>> Begin
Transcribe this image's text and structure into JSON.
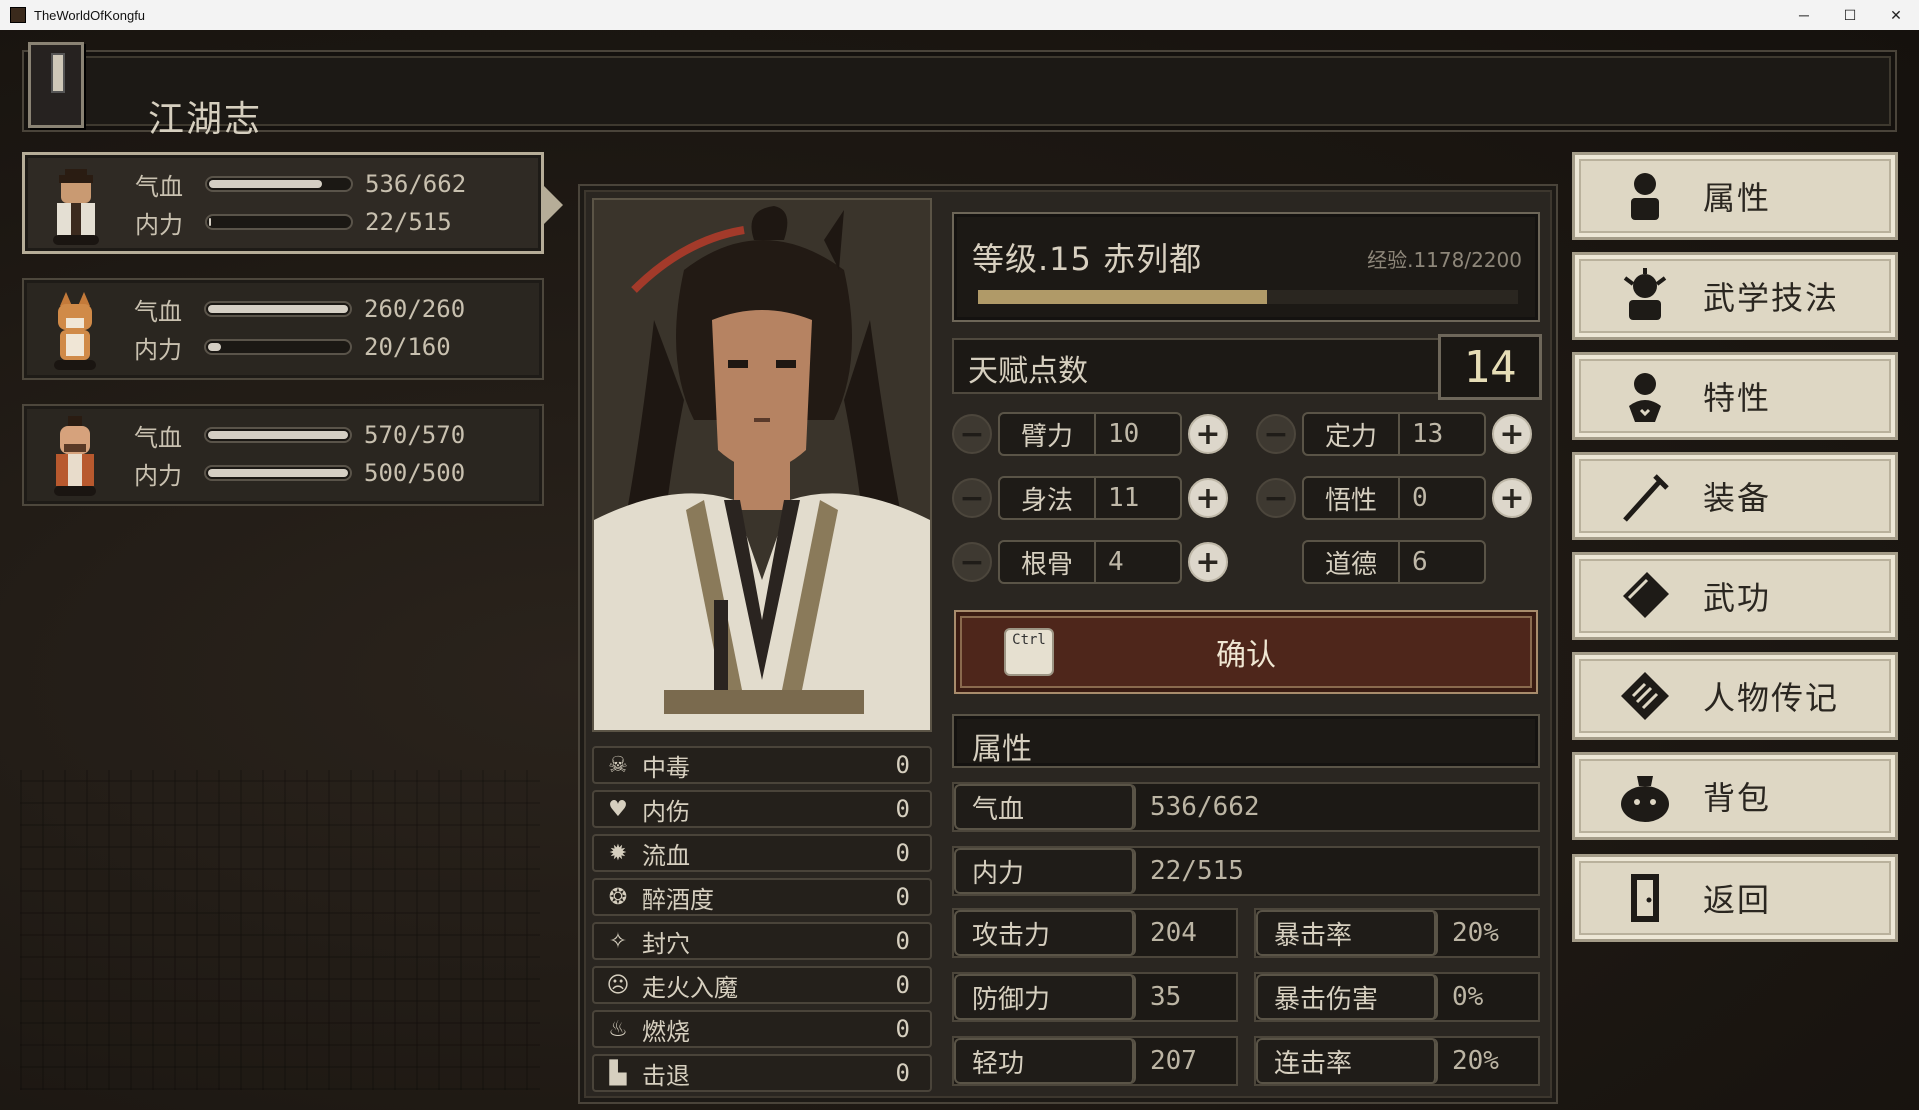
{
  "window": {
    "title": "TheWorldOfKongfu",
    "minimize": "─",
    "maximize": "☐",
    "close": "✕"
  },
  "header": {
    "title": "江湖志"
  },
  "party": [
    {
      "hp_label": "气血",
      "hp_value": "536/662",
      "hp_fraction": 0.81,
      "mp_label": "内力",
      "mp_value": "22/515",
      "mp_fraction": 0.04
    },
    {
      "hp_label": "气血",
      "hp_value": "260/260",
      "hp_fraction": 1.0,
      "mp_label": "内力",
      "mp_value": "20/160",
      "mp_fraction": 0.12
    },
    {
      "hp_label": "气血",
      "hp_value": "570/570",
      "hp_fraction": 1.0,
      "mp_label": "内力",
      "mp_value": "500/500",
      "mp_fraction": 1.0
    }
  ],
  "character": {
    "level_name": "等级.15 赤列都",
    "exp": "经验.1178/2200",
    "exp_fraction": 0.535,
    "talent_label": "天赋点数",
    "talent_points": "14"
  },
  "attributes": [
    {
      "name": "臂力",
      "value": "10"
    },
    {
      "name": "定力",
      "value": "13"
    },
    {
      "name": "身法",
      "value": "11"
    },
    {
      "name": "悟性",
      "value": "0"
    },
    {
      "name": "根骨",
      "value": "4"
    },
    {
      "name": "道德",
      "value": "6"
    }
  ],
  "buttons": {
    "minus": "−",
    "plus": "+",
    "confirm": "确认",
    "ctrl_key": "Ctrl"
  },
  "status_effects": [
    {
      "name": "中毒",
      "value": "0",
      "icon": "☠"
    },
    {
      "name": "内伤",
      "value": "0",
      "icon": "♥"
    },
    {
      "name": "流血",
      "value": "0",
      "icon": "✹"
    },
    {
      "name": "醉酒度",
      "value": "0",
      "icon": "❂"
    },
    {
      "name": "封穴",
      "value": "0",
      "icon": "✧"
    },
    {
      "name": "走火入魔",
      "value": "0",
      "icon": "☹"
    },
    {
      "name": "燃烧",
      "value": "0",
      "icon": "♨"
    },
    {
      "name": "击退",
      "value": "0",
      "icon": "▙"
    }
  ],
  "detail": {
    "header": "属性",
    "hp_label": "气血",
    "hp_value": "536/662",
    "mp_label": "内力",
    "mp_value": "22/515",
    "attack_label": "攻击力",
    "attack_value": "204",
    "crit_rate_label": "暴击率",
    "crit_rate_value": "20%",
    "defense_label": "防御力",
    "defense_value": "35",
    "crit_dmg_label": "暴击伤害",
    "crit_dmg_value": "0%",
    "qinggong_label": "轻功",
    "qinggong_value": "207",
    "combo_label": "连击率",
    "combo_value": "20%"
  },
  "menu": [
    {
      "label": "属性",
      "icon": "person-icon"
    },
    {
      "label": "武学技法",
      "icon": "martial-skill-icon"
    },
    {
      "label": "特性",
      "icon": "trait-icon"
    },
    {
      "label": "装备",
      "icon": "sword-icon"
    },
    {
      "label": "武功",
      "icon": "book-icon"
    },
    {
      "label": "人物传记",
      "icon": "scroll-icon"
    },
    {
      "label": "背包",
      "icon": "bag-icon"
    },
    {
      "label": "返回",
      "icon": "door-icon"
    }
  ]
}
>> End
(WHAT THE TASK REQUIRES) Copy the listing over exactly, skipping the pictures it holds.

(ANSWER TO THIS TASK)
Transcribe this image's text and structure into JSON.
{
  "window": {
    "title": "TheWorldOfKongfu",
    "minimize": "─",
    "maximize": "☐",
    "close": "✕"
  },
  "header": {
    "title": "江湖志"
  },
  "party": [
    {
      "hp_label": "气血",
      "hp_value": "536/662",
      "hp_fraction": 0.81,
      "mp_label": "内力",
      "mp_value": "22/515",
      "mp_fraction": 0.04
    },
    {
      "hp_label": "气血",
      "hp_value": "260/260",
      "hp_fraction": 1.0,
      "mp_label": "内力",
      "mp_value": "20/160",
      "mp_fraction": 0.12
    },
    {
      "hp_label": "气血",
      "hp_value": "570/570",
      "hp_fraction": 1.0,
      "mp_label": "内力",
      "mp_value": "500/500",
      "mp_fraction": 1.0
    }
  ],
  "character": {
    "level_name": "等级.15 赤列都",
    "exp": "经验.1178/2200",
    "exp_fraction": 0.535,
    "talent_label": "天赋点数",
    "talent_points": "14"
  },
  "attributes": [
    {
      "name": "臂力",
      "value": "10"
    },
    {
      "name": "定力",
      "value": "13"
    },
    {
      "name": "身法",
      "value": "11"
    },
    {
      "name": "悟性",
      "value": "0"
    },
    {
      "name": "根骨",
      "value": "4"
    },
    {
      "name": "道德",
      "value": "6"
    }
  ],
  "buttons": {
    "minus": "−",
    "plus": "+",
    "confirm": "确认",
    "ctrl_key": "Ctrl"
  },
  "status_effects": [
    {
      "name": "中毒",
      "value": "0",
      "icon": "☠"
    },
    {
      "name": "内伤",
      "value": "0",
      "icon": "♥"
    },
    {
      "name": "流血",
      "value": "0",
      "icon": "✹"
    },
    {
      "name": "醉酒度",
      "value": "0",
      "icon": "❂"
    },
    {
      "name": "封穴",
      "value": "0",
      "icon": "✧"
    },
    {
      "name": "走火入魔",
      "value": "0",
      "icon": "☹"
    },
    {
      "name": "燃烧",
      "value": "0",
      "icon": "♨"
    },
    {
      "name": "击退",
      "value": "0",
      "icon": "▙"
    }
  ],
  "detail": {
    "header": "属性",
    "hp_label": "气血",
    "hp_value": "536/662",
    "mp_label": "内力",
    "mp_value": "22/515",
    "attack_label": "攻击力",
    "attack_value": "204",
    "crit_rate_label": "暴击率",
    "crit_rate_value": "20%",
    "defense_label": "防御力",
    "defense_value": "35",
    "crit_dmg_label": "暴击伤害",
    "crit_dmg_value": "0%",
    "qinggong_label": "轻功",
    "qinggong_value": "207",
    "combo_label": "连击率",
    "combo_value": "20%"
  },
  "menu": [
    {
      "label": "属性",
      "icon": "person-icon"
    },
    {
      "label": "武学技法",
      "icon": "martial-skill-icon"
    },
    {
      "label": "特性",
      "icon": "trait-icon"
    },
    {
      "label": "装备",
      "icon": "sword-icon"
    },
    {
      "label": "武功",
      "icon": "book-icon"
    },
    {
      "label": "人物传记",
      "icon": "scroll-icon"
    },
    {
      "label": "背包",
      "icon": "bag-icon"
    },
    {
      "label": "返回",
      "icon": "door-icon"
    }
  ]
}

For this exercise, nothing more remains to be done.